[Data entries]

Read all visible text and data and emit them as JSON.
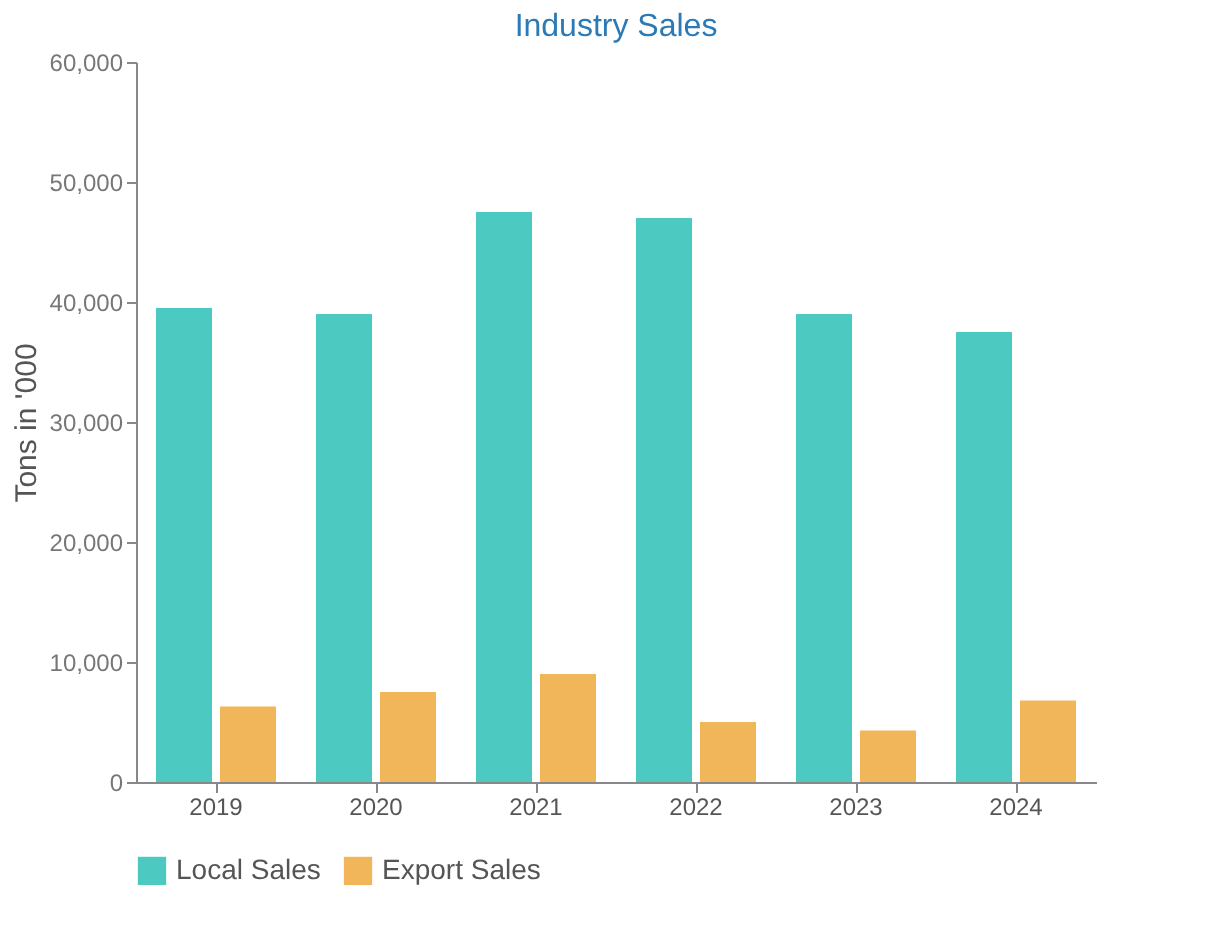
{
  "chart_data": {
    "type": "bar",
    "title": "Industry Sales",
    "ylabel": "Tons in '000",
    "categories": [
      "2019",
      "2020",
      "2021",
      "2022",
      "2023",
      "2024"
    ],
    "series": [
      {
        "name": "Local Sales",
        "color": "#4cc9c0",
        "values": [
          39500,
          39000,
          47500,
          47000,
          39000,
          37500
        ]
      },
      {
        "name": "Export Sales",
        "color": "#f2b65a",
        "values": [
          6300,
          7500,
          9000,
          5000,
          4300,
          6800
        ]
      }
    ],
    "ylim": [
      0,
      60000
    ],
    "yticks": [
      0,
      {
        "value": 10000,
        "label": "10,000"
      },
      {
        "value": 20000,
        "label": "20,000"
      },
      {
        "value": 30000,
        "label": "30,000"
      },
      {
        "value": 40000,
        "label": "40,000"
      },
      {
        "value": 50000,
        "label": "50,000"
      },
      {
        "value": 60000,
        "label": "60,000"
      }
    ],
    "grid": false,
    "legend": "bottom"
  }
}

* [Brief]: Transcribe every entry above exactly. Omit all pictures.

* [Result for this task]:
Read all visible text and data and emit them as JSON.
{
  "chart_data": {
    "type": "bar",
    "title": "Industry Sales",
    "ylabel": "Tons in '000",
    "categories": [
      "2019",
      "2020",
      "2021",
      "2022",
      "2023",
      "2024"
    ],
    "series": [
      {
        "name": "Local Sales",
        "color": "#4cc9c0",
        "values": [
          39500,
          39000,
          47500,
          47000,
          39000,
          37500
        ]
      },
      {
        "name": "Export Sales",
        "color": "#f2b65a",
        "values": [
          6300,
          7500,
          9000,
          5000,
          4300,
          6800
        ]
      }
    ],
    "ylim": [
      0,
      60000
    ],
    "yticks": [
      0,
      {
        "value": 10000,
        "label": "10,000"
      },
      {
        "value": 20000,
        "label": "20,000"
      },
      {
        "value": 30000,
        "label": "30,000"
      },
      {
        "value": 40000,
        "label": "40,000"
      },
      {
        "value": 50000,
        "label": "50,000"
      },
      {
        "value": 60000,
        "label": "60,000"
      }
    ],
    "grid": false,
    "legend": "bottom"
  }
}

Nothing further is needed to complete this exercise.